■ EXERCISE MATERIALS:

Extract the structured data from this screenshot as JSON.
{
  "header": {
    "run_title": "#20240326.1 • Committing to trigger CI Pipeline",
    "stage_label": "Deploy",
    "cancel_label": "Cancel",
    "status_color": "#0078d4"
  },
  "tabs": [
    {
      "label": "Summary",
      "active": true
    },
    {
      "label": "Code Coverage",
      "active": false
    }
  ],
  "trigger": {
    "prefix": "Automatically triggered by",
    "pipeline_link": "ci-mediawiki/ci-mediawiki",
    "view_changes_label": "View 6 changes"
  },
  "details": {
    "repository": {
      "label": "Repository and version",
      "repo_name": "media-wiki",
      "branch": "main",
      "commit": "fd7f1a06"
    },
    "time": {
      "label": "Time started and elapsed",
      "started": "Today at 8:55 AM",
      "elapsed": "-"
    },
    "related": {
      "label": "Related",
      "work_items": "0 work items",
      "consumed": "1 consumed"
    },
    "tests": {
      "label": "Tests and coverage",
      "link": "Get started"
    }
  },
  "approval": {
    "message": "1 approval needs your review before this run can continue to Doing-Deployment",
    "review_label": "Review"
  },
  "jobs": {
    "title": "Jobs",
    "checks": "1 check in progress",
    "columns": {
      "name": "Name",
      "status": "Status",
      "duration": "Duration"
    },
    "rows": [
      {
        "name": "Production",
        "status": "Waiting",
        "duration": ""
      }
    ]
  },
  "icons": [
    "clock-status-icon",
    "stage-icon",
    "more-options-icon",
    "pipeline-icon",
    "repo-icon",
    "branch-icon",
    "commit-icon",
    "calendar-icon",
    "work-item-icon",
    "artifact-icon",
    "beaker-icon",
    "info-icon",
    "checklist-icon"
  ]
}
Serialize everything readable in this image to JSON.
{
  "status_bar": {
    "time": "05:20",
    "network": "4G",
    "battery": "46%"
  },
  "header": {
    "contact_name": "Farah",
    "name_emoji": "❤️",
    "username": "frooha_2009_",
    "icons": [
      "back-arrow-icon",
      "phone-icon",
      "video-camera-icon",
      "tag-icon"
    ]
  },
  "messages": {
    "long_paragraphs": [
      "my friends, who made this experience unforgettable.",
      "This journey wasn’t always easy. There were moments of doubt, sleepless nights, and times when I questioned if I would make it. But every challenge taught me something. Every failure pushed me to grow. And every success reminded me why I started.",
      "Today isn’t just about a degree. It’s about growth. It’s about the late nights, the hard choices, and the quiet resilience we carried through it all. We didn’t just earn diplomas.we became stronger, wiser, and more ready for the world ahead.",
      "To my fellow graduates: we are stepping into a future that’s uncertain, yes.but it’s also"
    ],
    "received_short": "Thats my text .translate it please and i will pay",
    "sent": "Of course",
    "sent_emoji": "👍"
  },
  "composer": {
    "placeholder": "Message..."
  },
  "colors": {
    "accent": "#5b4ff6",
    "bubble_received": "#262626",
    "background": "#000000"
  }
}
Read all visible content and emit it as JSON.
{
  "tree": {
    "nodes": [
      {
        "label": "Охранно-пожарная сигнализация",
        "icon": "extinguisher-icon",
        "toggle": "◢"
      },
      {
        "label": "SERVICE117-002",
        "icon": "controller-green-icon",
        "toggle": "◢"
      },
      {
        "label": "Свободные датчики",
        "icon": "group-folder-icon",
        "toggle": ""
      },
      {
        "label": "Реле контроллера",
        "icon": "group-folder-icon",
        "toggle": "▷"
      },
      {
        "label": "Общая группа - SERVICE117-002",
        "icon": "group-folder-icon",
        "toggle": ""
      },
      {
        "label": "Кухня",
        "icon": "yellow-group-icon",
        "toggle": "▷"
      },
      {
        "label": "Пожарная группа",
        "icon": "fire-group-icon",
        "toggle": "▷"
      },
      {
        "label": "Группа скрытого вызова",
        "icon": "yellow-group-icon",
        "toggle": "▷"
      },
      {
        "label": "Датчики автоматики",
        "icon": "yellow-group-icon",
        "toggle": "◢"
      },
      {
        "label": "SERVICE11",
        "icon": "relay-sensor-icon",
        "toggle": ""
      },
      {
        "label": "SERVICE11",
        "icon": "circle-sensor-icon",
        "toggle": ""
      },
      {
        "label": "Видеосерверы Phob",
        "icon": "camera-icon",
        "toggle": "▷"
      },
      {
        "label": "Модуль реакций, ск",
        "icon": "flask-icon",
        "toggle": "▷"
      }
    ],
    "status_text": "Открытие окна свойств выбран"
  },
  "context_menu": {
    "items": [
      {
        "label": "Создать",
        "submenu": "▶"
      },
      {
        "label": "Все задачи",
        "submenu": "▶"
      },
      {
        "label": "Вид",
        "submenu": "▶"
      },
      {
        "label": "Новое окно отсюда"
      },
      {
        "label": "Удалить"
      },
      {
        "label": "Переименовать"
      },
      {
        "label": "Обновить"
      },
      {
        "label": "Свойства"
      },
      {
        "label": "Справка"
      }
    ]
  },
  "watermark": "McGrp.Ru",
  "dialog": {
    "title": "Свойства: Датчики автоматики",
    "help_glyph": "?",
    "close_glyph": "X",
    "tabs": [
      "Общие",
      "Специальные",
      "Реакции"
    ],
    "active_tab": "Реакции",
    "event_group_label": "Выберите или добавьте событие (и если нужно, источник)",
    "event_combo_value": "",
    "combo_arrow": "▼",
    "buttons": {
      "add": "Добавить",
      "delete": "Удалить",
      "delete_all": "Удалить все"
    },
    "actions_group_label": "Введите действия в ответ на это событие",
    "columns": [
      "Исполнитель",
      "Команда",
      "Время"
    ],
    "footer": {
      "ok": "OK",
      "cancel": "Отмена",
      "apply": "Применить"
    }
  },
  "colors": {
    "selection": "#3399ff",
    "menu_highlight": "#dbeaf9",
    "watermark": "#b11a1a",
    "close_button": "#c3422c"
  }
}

■ GIVEN REQUEST: Copy out every line of the data that includes "elapsed".

■ ANSWER BELOW:
      "label": "Time started and elapsed",
      "elapsed": "-"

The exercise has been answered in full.